● STATED GOAL
Wherever the string "fler" appears, copy the whole line.

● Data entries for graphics
▬▬▬▬▬▬

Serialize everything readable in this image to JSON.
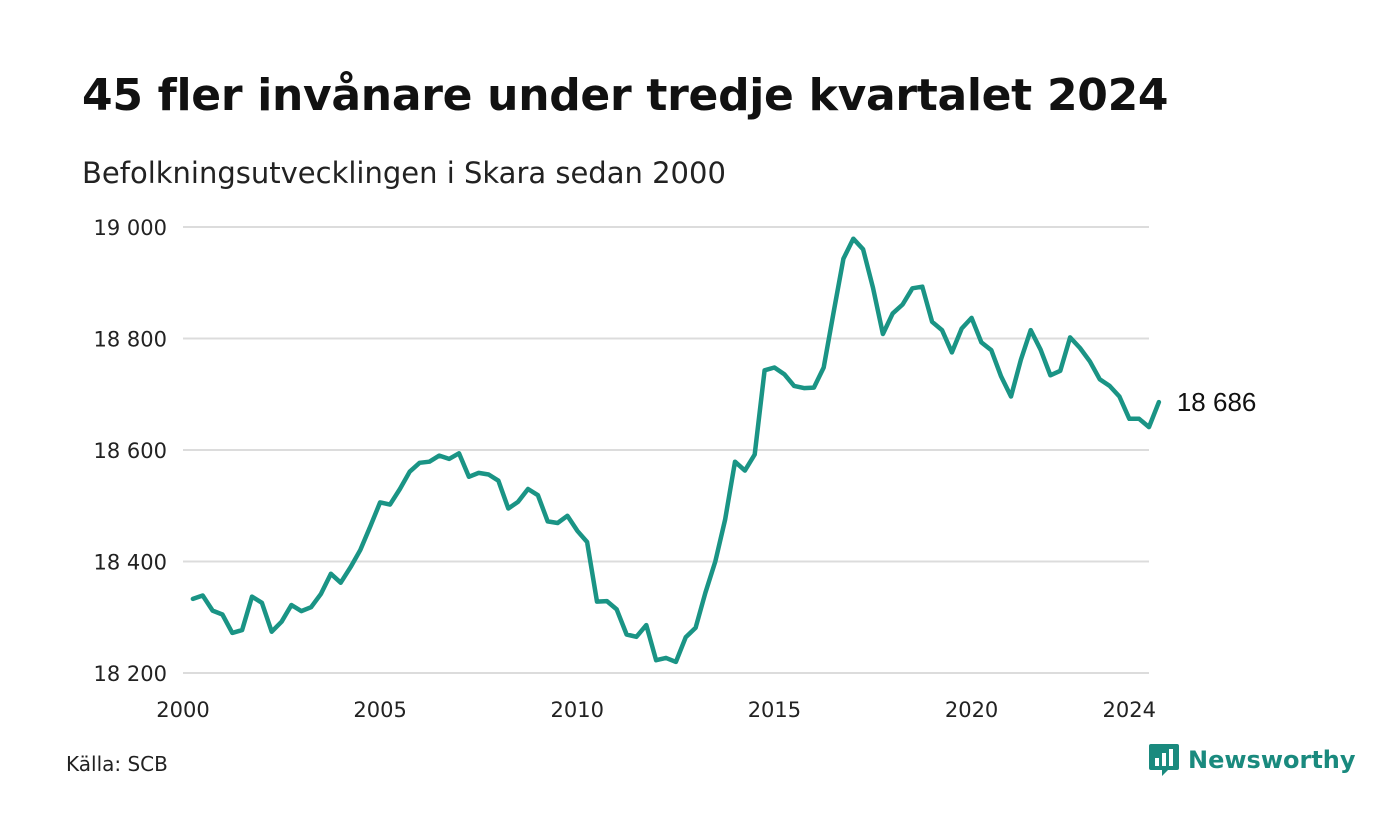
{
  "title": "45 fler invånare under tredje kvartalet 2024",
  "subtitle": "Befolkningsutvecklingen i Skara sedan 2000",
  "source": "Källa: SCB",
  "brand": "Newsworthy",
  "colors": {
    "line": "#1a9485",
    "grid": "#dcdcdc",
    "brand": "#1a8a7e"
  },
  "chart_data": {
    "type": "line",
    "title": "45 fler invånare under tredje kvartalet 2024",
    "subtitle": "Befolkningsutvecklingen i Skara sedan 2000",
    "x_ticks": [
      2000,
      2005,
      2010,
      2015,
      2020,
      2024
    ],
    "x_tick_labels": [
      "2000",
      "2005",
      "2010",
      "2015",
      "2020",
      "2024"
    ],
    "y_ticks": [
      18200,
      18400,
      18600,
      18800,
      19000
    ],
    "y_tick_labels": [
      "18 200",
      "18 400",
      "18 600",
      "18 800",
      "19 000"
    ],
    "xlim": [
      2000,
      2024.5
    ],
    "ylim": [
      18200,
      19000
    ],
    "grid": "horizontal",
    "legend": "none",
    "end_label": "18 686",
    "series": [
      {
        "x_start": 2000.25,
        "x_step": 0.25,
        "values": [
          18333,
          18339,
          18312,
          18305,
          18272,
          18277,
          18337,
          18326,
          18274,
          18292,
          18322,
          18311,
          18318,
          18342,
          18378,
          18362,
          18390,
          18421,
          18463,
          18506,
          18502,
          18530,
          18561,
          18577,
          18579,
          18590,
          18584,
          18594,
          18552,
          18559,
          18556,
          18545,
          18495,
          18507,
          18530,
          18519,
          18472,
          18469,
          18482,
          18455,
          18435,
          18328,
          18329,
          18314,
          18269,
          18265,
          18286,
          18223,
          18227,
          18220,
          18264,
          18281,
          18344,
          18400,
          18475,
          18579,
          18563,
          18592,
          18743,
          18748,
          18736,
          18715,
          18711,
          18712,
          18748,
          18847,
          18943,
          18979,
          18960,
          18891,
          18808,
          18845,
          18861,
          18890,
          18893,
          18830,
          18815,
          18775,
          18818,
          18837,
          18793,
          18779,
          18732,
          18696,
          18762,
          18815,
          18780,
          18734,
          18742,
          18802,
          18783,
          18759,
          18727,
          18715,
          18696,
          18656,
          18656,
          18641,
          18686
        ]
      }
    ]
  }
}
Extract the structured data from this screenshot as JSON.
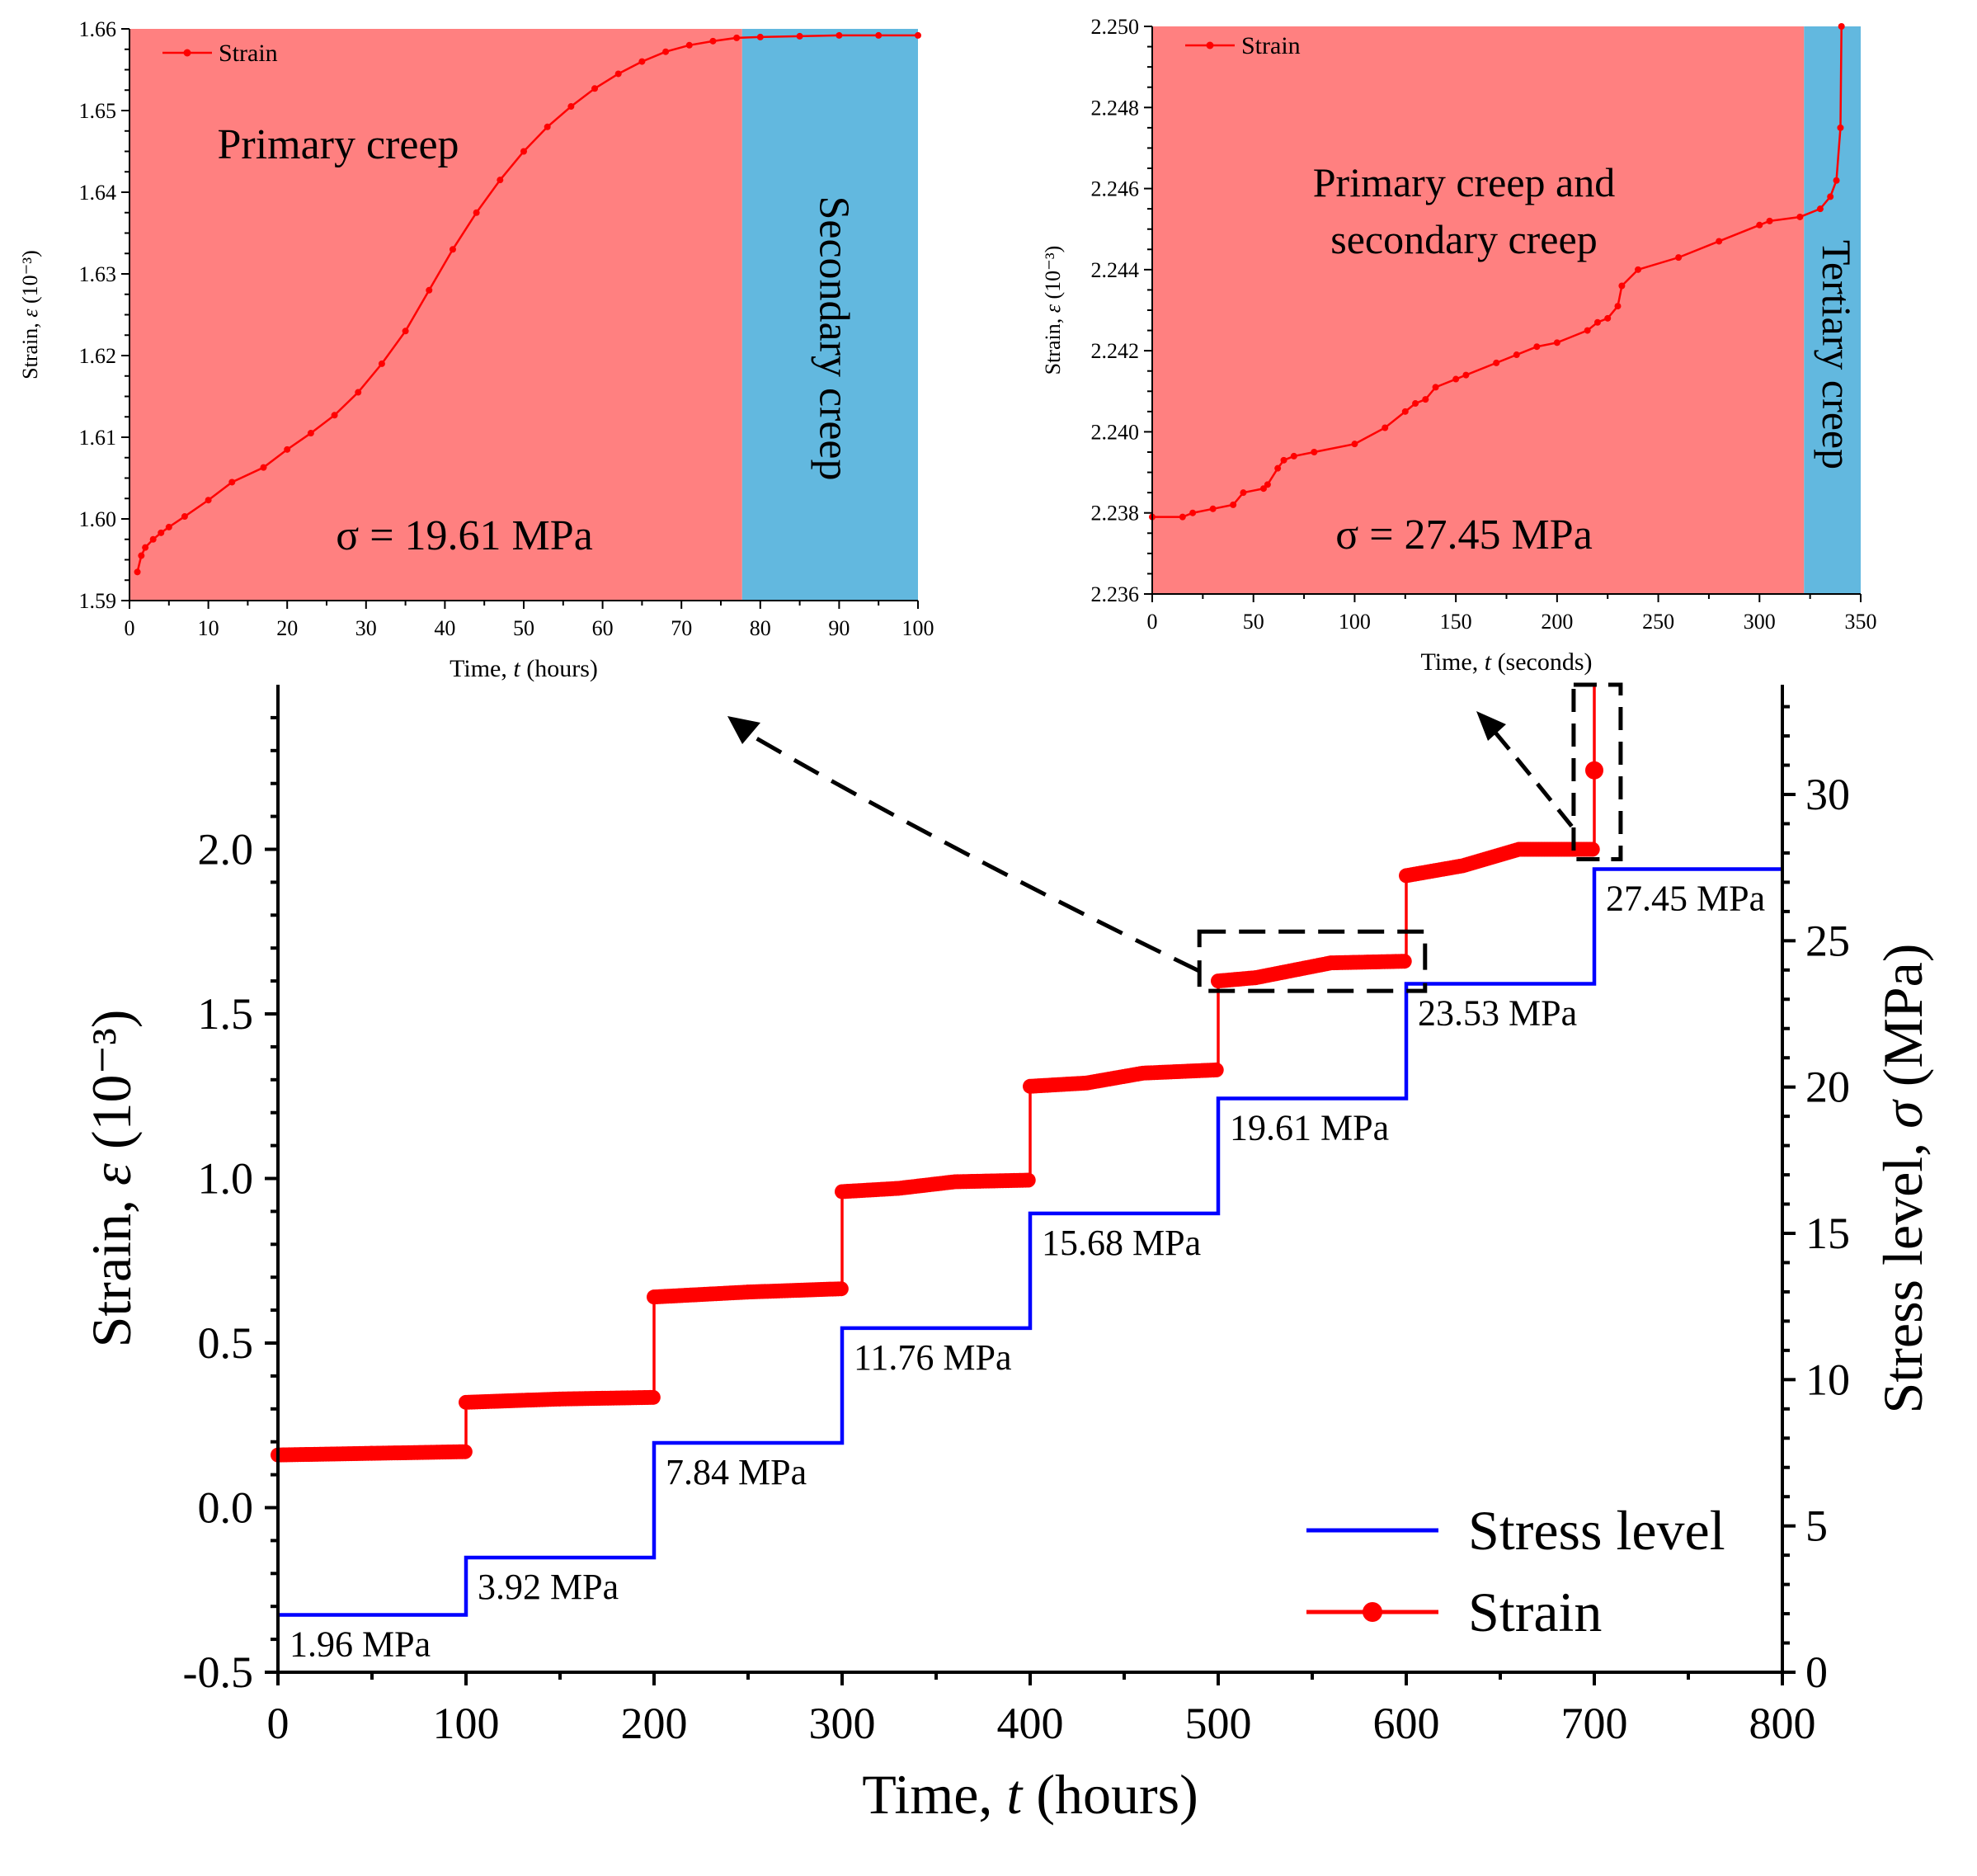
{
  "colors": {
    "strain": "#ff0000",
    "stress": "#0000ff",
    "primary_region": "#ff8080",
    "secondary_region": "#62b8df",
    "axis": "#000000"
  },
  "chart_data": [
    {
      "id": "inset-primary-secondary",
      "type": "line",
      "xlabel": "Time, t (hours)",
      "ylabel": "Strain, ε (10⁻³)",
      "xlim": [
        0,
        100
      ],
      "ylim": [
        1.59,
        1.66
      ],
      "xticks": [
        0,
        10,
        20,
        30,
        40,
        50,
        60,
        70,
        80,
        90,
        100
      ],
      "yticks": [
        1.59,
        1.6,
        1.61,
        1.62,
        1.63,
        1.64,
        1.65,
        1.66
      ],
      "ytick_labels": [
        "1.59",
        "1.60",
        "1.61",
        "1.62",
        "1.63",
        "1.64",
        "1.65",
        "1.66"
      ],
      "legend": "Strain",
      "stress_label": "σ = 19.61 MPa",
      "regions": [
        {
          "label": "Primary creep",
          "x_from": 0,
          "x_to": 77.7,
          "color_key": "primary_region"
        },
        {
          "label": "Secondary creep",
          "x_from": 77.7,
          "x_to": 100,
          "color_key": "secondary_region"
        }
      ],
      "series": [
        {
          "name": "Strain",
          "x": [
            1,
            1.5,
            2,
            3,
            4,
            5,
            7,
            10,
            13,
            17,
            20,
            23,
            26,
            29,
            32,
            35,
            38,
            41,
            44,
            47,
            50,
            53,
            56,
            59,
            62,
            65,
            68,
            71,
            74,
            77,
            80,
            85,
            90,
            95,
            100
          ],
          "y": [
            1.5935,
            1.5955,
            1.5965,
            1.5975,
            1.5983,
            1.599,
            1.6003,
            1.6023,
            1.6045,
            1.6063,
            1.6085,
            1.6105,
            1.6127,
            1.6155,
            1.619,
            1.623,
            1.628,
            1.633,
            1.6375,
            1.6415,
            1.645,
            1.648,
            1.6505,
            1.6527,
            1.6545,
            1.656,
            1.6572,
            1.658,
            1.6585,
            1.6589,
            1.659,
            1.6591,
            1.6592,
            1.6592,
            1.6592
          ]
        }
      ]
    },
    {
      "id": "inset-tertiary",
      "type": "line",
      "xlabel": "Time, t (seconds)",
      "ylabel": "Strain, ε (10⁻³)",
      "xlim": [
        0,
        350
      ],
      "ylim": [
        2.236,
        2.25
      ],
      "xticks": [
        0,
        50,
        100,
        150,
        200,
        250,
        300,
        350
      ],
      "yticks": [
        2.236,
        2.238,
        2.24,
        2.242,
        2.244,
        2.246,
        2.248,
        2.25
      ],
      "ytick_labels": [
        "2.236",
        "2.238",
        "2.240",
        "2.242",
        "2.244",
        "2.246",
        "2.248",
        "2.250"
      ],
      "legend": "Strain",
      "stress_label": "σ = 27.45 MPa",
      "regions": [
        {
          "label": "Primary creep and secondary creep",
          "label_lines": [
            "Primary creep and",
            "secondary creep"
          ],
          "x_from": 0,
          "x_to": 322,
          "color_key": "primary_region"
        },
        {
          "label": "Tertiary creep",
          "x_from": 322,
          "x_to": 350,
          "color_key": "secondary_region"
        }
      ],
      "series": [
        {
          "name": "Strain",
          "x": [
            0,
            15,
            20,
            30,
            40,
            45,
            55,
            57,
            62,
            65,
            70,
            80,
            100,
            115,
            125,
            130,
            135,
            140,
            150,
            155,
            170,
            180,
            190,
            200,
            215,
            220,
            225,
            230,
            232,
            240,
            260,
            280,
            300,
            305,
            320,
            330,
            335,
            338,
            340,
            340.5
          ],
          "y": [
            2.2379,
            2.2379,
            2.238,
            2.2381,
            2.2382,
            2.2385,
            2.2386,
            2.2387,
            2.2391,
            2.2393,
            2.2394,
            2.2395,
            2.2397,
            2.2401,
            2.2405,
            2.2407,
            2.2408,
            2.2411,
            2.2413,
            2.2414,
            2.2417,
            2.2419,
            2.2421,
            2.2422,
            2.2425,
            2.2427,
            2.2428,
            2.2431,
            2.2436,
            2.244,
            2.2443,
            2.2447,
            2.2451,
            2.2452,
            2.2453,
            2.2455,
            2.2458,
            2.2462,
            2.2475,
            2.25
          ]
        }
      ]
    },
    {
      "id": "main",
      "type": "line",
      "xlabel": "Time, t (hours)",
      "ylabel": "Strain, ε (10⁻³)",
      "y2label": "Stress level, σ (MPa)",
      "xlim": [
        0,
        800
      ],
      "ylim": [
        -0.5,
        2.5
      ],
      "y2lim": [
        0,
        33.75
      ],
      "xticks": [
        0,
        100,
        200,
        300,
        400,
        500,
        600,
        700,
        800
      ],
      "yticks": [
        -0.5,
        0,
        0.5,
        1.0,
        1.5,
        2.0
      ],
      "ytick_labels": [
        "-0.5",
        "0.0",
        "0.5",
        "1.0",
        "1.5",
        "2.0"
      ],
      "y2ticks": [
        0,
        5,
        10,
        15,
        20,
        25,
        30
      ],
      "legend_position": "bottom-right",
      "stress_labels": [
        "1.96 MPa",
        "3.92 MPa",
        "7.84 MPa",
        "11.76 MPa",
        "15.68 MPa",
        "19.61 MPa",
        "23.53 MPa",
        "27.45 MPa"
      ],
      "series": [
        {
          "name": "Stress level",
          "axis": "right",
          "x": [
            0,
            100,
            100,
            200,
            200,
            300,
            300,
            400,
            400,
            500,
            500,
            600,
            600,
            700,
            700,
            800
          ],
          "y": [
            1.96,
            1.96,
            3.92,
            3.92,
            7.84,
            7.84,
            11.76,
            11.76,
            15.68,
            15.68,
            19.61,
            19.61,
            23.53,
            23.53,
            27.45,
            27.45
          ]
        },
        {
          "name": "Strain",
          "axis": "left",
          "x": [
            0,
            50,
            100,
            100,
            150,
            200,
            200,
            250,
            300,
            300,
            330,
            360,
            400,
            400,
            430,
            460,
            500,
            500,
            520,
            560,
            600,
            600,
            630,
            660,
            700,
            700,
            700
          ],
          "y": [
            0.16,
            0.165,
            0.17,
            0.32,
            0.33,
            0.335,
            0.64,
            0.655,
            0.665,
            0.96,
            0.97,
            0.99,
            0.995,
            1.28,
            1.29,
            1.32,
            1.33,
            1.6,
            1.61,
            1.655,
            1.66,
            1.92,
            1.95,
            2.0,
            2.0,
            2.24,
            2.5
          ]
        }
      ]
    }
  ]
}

▬▬▬▬▬▬

● ANSWER IN FULL
  "title": "45 fler invånare under tredje kvartalet 2024",
    "title": "45 fler invånare under tredje kvartalet 2024",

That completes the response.